◆ **Goal**:
Pick out the lines in the listing below that contain the word "Department" and copy them.

◆ **Source material**:
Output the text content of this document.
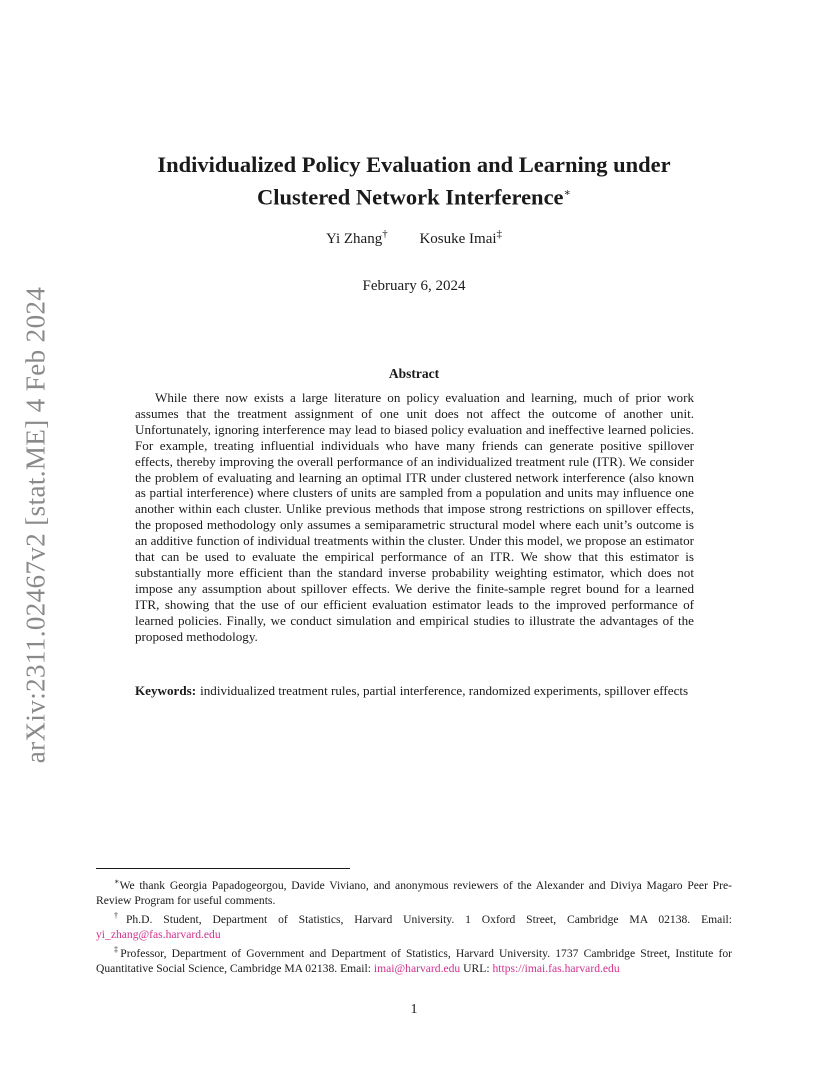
arXiv:2311.02467v2 [stat.ME] 4 Feb 2024
Individualized Policy Evaluation and Learning under
Clustered Network Interference∗
Yi Zhang† Kosuke Imai‡
February 6, 2024
Abstract
While there now exists a large literature on policy evaluation and learning, much of prior work assumes that the treatment assignment of one unit does not affect the outcome of another unit. Unfortunately, ignoring interference may lead to biased policy evaluation and ineffective learned policies. For example, treating influential individuals who have many friends can generate positive spillover effects, thereby improving the overall performance of an individualized treatment rule (ITR). We consider the problem of evaluating and learning an optimal ITR under clustered network interference (also known as partial interference) where clusters of units are sampled from a population and units may influence one another within each cluster. Unlike previous methods that impose strong restrictions on spillover effects, the proposed methodology only assumes a semiparametric structural model where each unit’s outcome is an additive function of individual treatments within the cluster. Under this model, we propose an estimator that can be used to evaluate the empirical performance of an ITR. We show that this estimator is substantially more efficient than the standard inverse probability weighting estimator, which does not impose any assumption about spillover effects. We derive the finite-sample regret bound for a learned ITR, showing that the use of our efficient evaluation estimator leads to the improved performance of learned policies. Finally, we conduct simulation and empirical studies to illustrate the advantages of the proposed methodology.
Keywords: individualized treatment rules, partial interference, randomized experiments, spillover effects

∗We thank Georgia Papadogeorgou, Davide Viviano, and anonymous reviewers of the Alexander and Diviya Magaro Peer Pre-Review Program for useful comments.

†Ph.D. Student, Department of Statistics, Harvard University. 1 Oxford Street, Cambridge MA 02138. Email: yi_zhang@fas.harvard.edu

‡Professor, Department of Government and Department of Statistics, Harvard University. 1737 Cambridge Street, Institute for Quantitative Social Science, Cambridge MA 02138. Email: imai@harvard.edu URL: https://imai.fas.harvard.edu

1
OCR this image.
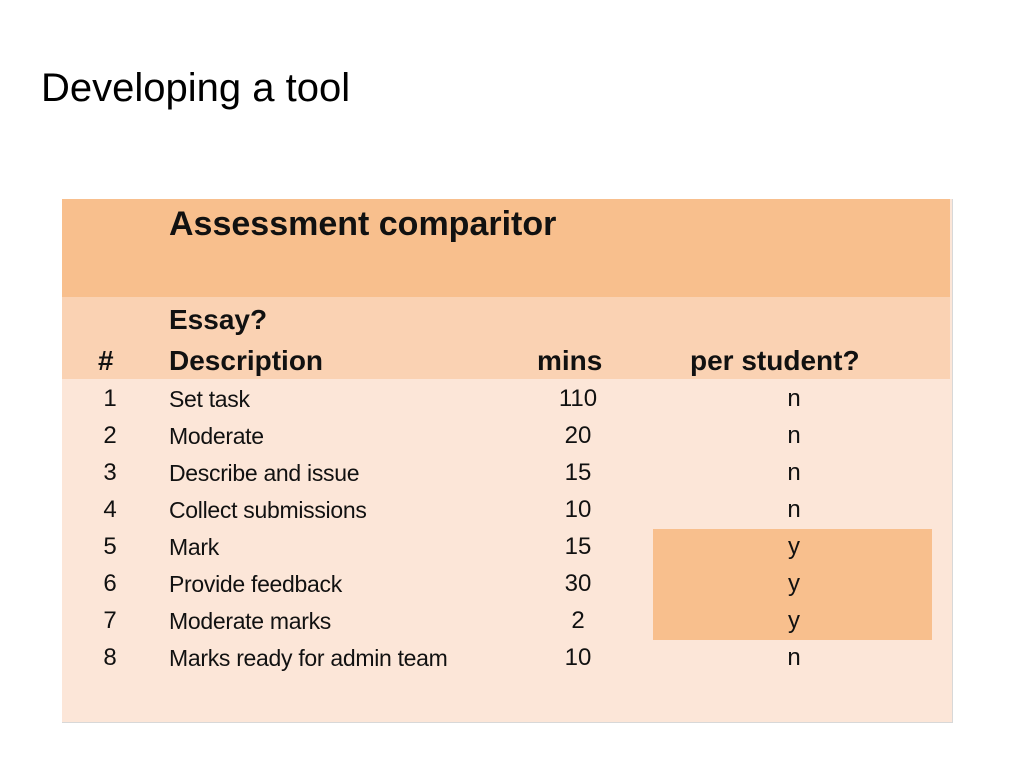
Developing a tool
Assessment comparitor
Essay?
# Description	mins	per student?
1	Set task	110	n
2	Moderate	20	n
3	Describe and issue	15	n
4	Collect submissions	10	n
5	Mark	15	y
6	Provide feedback	30	y
7	Moderate marks	2	y
8	Marks ready for admin team	10	n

◆ **Problem solution**:
†Ph.D. Student, Department of Statistics, Harvard University. 1 Oxford Street, Cambridge MA 02138. Email: yi_zhang@fas.harvard.edu
‡Professor, Department of Government and Department of Statistics, Harvard University. 1737 Cambridge Street, Institute for Quantitative Social Science, Cambridge MA 02138. Email: imai@harvard.edu URL: https://imai.fas.harvard.edu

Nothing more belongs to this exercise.